RUN cover

Backerkit Tabletop Alert: ‘RUN’

Crosspost Gaming Kickstarter Reviews Tabletop Games

You’re on the run—gotta hit your stashes, and then make it to the safe-house before that dispatcher tracks you down!

What Is RUN?

RUN is a hidden movement game for 2 players, ages 14 and up, and takes about 30 minutes to play. It’s currently seeking funding on Backerkit, with a pledge level of $33 for a copy of the game. The game has a theme of a character running from (presumably) law enforcement, but the story isn’t very detailed; I think you could play with kids younger than 14 but it’s definitely the sort of game where being able to read the other player gives you an advantage. (Note that the Backerkit campaign also includes a new edition of another cat-and-mouse title from Fowers Games, Fugitive; you can pledge for both games together for $50.)

RUN was designed by Moritz Dressler and published by Fowers Games, with illustrations by Ryan Goldsberry.

New to Backerkit? Check out our crowdfunding primer.

RUN components
RUN components. (Prototype shown) Photo: Jonathan H. Liu

RUN Components

Note: My review is based on a prototype copy, so it is subject to change and may not reflect final component quality. Components may be added or upgraded based on stretch goals.

Here’s what currently comes in the box:

  • 2 Custom Screens
  • 2 Double-sided maps (4 playable maps)
  • Rank board
  • 6 Rank cards
  • Runner figure
  • Runner action board
  • Runner status tile
  • 14 Runner action tokens
  • 4 Gadget tokens
  • Dispatch helicopter figure
  • 5 Dispatch action cards
  • 24 Dispatch tracking disks
  • 8 Dispatch backup cards
  • 8 Backup punchboard tokens
  • Evidence board
  • Dry erase marker
RUN maps
The game will come with two double-sided maps. (Prototype shown) Photo: Jonathan H. Liu

My version of the game was a prototype, so it was a mix of finished artwork and placeholder artwork, with a lot of substitutes for final components. (You may notice that we used a Totoro meeple as our Runner.) The artwork in the finished game will be by Ryan Goldsberry, who illustrated other Fowers Games titles like Fugitive and Burgle Bros, and I’ve always liked this fun, retro style that gives off Ocean’s Eleven vibes. In Run, there will be player screens that show a city skyline (similar to the box cover), and the map itself is a top-down view of a city with a few fun details sprinkled throughout.

RUN player screen
The player screens have a player aid to remind you what both players can do. (Prototype shown) Photo: Jonathan H. Liu

The Runner’s action tokens fit into the dual-layered action board, and as they’re spent they also slot into the evidence board, which has some dry-erase sections for the Dispatcher to take notes. There are various tokens that are placed on the map, so they’re fairly small to fit onto the allocated spaces.

(Stored data entries)
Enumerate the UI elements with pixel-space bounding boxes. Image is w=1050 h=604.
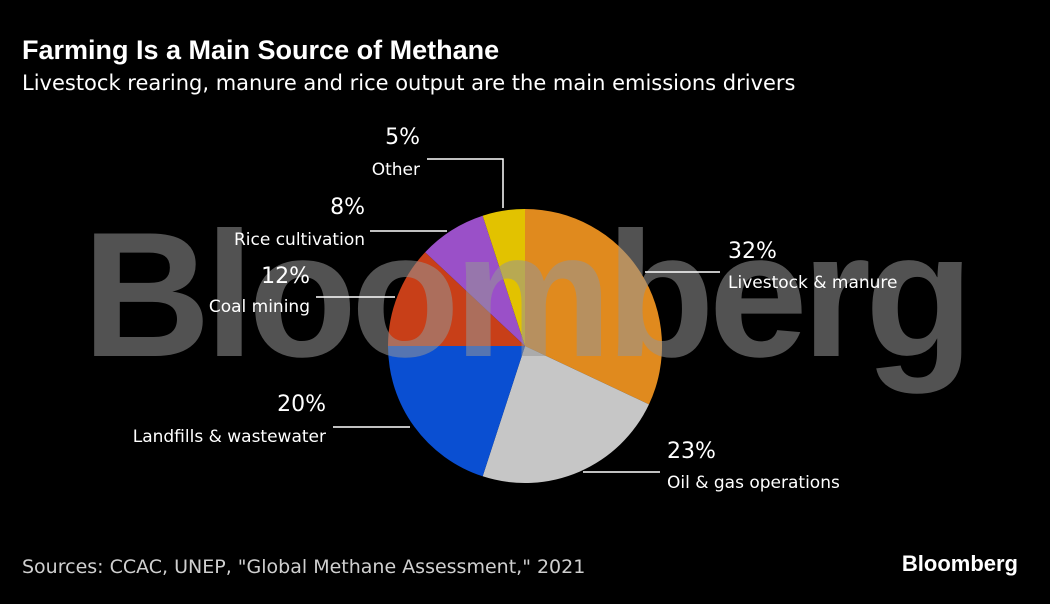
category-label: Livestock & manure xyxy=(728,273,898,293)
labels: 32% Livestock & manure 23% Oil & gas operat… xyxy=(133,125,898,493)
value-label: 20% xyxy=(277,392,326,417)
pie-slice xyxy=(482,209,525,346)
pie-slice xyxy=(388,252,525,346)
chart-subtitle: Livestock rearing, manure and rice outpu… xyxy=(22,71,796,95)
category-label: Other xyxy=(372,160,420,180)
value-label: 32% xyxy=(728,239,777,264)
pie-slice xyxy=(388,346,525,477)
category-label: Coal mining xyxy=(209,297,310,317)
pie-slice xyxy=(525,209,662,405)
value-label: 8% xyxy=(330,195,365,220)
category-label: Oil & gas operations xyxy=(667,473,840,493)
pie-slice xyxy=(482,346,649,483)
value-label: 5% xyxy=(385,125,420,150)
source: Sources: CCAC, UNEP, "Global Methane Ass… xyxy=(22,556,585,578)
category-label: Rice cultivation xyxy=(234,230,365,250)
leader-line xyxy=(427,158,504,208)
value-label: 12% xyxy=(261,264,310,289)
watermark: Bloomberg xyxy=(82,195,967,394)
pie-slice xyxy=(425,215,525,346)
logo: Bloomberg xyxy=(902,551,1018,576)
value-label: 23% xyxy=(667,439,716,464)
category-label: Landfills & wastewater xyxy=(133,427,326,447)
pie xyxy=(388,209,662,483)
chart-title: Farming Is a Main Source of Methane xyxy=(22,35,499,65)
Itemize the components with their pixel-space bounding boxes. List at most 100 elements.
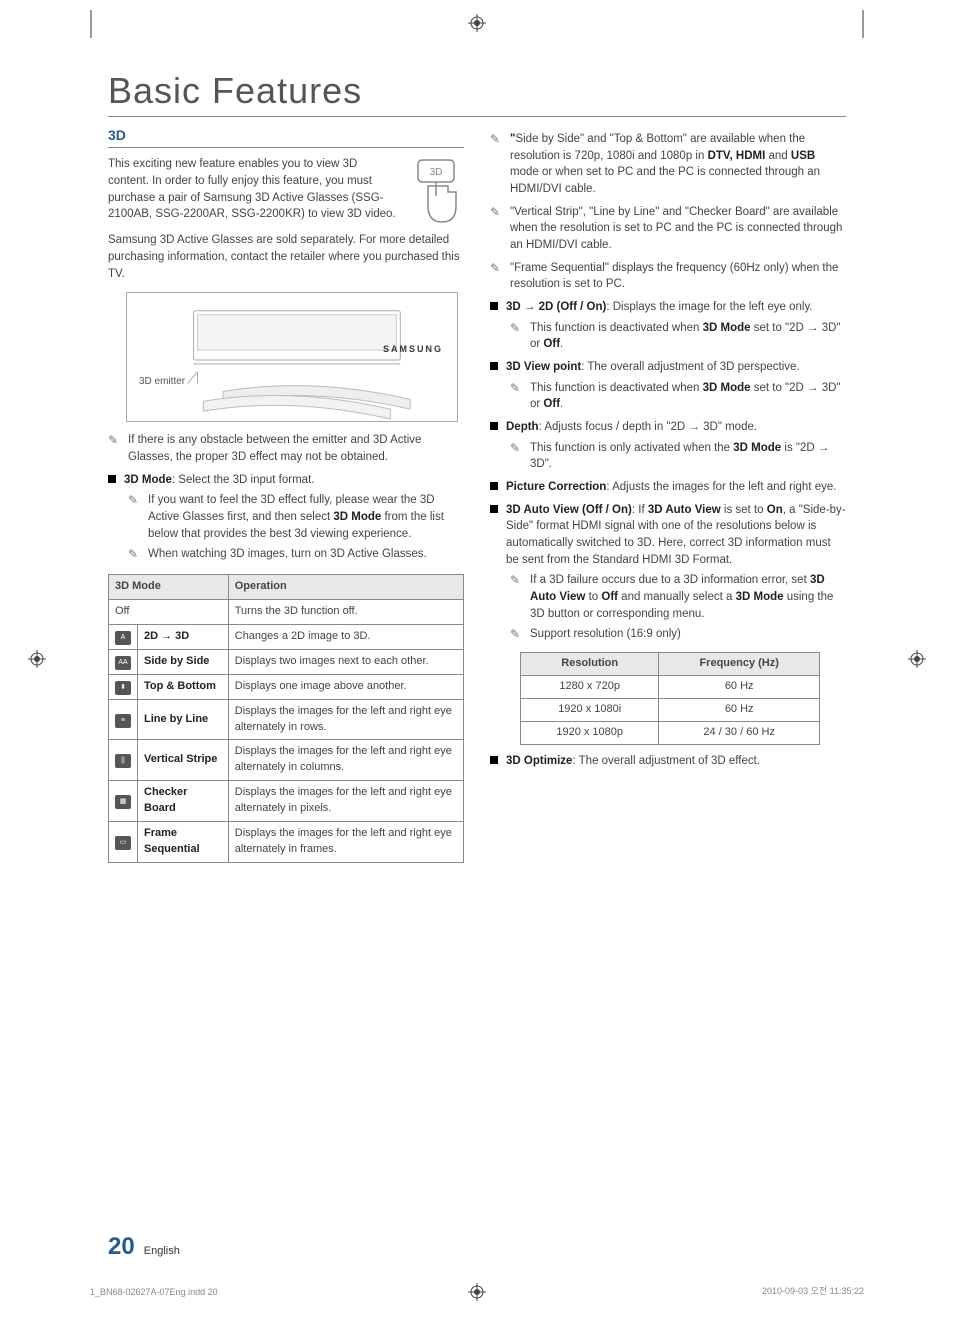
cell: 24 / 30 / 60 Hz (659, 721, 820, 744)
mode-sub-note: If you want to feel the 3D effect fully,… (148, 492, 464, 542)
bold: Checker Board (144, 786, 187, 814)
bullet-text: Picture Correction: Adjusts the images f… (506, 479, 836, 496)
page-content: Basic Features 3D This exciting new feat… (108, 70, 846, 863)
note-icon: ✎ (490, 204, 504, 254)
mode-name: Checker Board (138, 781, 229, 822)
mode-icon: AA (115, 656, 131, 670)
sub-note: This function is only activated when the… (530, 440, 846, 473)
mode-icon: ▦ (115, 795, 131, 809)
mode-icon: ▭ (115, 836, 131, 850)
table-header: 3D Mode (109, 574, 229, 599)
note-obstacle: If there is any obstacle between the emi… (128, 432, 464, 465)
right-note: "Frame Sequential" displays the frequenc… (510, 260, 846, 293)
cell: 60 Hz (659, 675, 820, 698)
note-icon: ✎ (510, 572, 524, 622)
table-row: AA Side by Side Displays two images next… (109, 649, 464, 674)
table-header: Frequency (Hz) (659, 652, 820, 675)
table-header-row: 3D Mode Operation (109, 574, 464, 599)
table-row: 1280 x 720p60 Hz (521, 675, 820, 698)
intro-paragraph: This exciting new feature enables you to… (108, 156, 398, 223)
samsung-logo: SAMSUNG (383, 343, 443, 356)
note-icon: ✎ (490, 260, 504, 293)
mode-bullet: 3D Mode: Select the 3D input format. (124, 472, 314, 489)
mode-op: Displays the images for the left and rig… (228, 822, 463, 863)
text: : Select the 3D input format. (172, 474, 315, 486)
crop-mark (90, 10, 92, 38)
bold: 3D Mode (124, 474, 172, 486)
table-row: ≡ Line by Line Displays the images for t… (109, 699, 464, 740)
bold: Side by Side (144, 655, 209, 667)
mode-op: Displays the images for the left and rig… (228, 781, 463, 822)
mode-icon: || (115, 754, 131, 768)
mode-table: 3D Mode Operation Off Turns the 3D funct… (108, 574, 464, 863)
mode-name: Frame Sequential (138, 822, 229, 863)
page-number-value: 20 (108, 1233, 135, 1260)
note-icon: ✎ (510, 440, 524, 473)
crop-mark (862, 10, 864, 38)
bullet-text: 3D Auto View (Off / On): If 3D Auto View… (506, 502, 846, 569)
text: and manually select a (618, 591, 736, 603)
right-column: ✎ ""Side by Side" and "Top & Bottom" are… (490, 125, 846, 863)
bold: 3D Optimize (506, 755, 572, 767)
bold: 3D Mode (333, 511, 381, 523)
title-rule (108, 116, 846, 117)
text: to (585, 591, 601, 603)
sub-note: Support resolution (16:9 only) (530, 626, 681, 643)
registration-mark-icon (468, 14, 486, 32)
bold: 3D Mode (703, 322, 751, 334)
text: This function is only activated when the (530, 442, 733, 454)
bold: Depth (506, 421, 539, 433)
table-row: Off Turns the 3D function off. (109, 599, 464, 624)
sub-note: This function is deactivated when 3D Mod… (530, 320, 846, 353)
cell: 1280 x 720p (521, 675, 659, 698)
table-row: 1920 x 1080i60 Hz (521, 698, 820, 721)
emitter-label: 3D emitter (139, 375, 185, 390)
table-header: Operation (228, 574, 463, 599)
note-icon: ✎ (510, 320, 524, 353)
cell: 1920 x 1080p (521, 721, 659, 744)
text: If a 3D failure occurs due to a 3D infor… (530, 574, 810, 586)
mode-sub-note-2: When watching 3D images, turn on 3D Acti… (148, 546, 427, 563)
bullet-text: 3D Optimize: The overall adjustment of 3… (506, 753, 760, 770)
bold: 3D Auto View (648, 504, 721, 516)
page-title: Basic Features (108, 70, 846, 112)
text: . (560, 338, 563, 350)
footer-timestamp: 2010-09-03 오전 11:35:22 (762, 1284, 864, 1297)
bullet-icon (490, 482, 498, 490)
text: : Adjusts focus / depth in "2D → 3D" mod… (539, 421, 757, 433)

Goals =
1. In the records, copy out exactly the lines from the one containing "cell: 24 / 30 / 60 Hz (659, 721, 820, 744)" up to and including the one containing "mode-name: Frame Sequential".
2. Continue the review of the board game RUN from the point where it stops.

Task-by-task answers =
1.
cell: 24 / 30 / 60 Hz (659, 721, 820, 744)
mode-sub-note: If you want to feel the 3D effect fully,… (148, 492, 464, 542)
bold: Checker Board (144, 786, 187, 814)
bullet-text: Picture Correction: Adjusts the images f… (506, 479, 836, 496)
page-content: Basic Features 3D This exciting new feat… (108, 70, 846, 863)
note-icon: ✎ (490, 204, 504, 254)
mode-name: Checker Board (138, 781, 229, 822)
mode-icon: AA (115, 656, 131, 670)
sub-note: This function is only activated when the… (530, 440, 846, 473)
mode-icon: ▦ (115, 795, 131, 809)
mode-icon: ▭ (115, 836, 131, 850)
table-header: 3D Mode (109, 574, 229, 599)
note-obstacle: If there is any obstacle between the emi… (128, 432, 464, 465)
right-note: "Frame Sequential" displays the frequenc… (510, 260, 846, 293)
cell: 60 Hz (659, 675, 820, 698)
note-icon: ✎ (510, 572, 524, 622)
table-row: AA Side by Side Displays two images next… (109, 649, 464, 674)
table-header: Frequency (Hz) (659, 652, 820, 675)
table-header-row: 3D Mode Operation (109, 574, 464, 599)
table-row: 1280 x 720p60 Hz (521, 675, 820, 698)
intro-paragraph: This exciting new feature enables you to… (108, 156, 398, 223)
samsung-logo: SAMSUNG (383, 343, 443, 356)
note-icon: ✎ (490, 260, 504, 293)
mode-bullet: 3D Mode: Select the 3D input format. (124, 472, 314, 489)
mode-op: Displays the images for the left and rig… (228, 822, 463, 863)
text: : Select the 3D input format. (172, 474, 315, 486)
crop-mark (90, 10, 92, 38)
bold: 3D Mode (124, 474, 172, 486)
table-row: ≡ Line by Line Displays the images for t… (109, 699, 464, 740)
bold: Side by Side (144, 655, 209, 667)
mode-op: Displays the images for the left and rig… (228, 781, 463, 822)
mode-icon: || (115, 754, 131, 768)
mode-table: 3D Mode Operation Off Turns the 3D funct… (108, 574, 464, 863)
mode-name: Frame Sequential (138, 822, 229, 863)

2.
How to Play RUN

You can download a draft of the rulebook here. There will be a print and play to try, made available on September 1.

The Goal

The Runner is trying to reach 3 stashes and then make it to a safe-house. The Dispatcher is trying to hit the Runner twice before then.

RUN setup
Setup (Runner on left, Dispatcher on right). Image: Fowers Games


Give each player a map and a screen (be sure each player is using the same map).

When you first play the game, you start at Rank 1, and you work your way up when you win the requisite number of games (tracked on the rank board). Each player takes the appropriate rank card, which may have additional setup instructions or rules. For instance, at Rank 1 the Runner gets a diagonal joker action tile, and the Dispatcher gets to add two surveillance vans to the board.

The Dispatcher takes the helicopter figure, dispatch action cards, backup cards matching their current rank, and evidence board. The helicopter starts on the helipad space. Shuffle the backup cards and draw 1—the number at the top indicates the Runner’s starting location on the map. Then reshuffle the backup cards.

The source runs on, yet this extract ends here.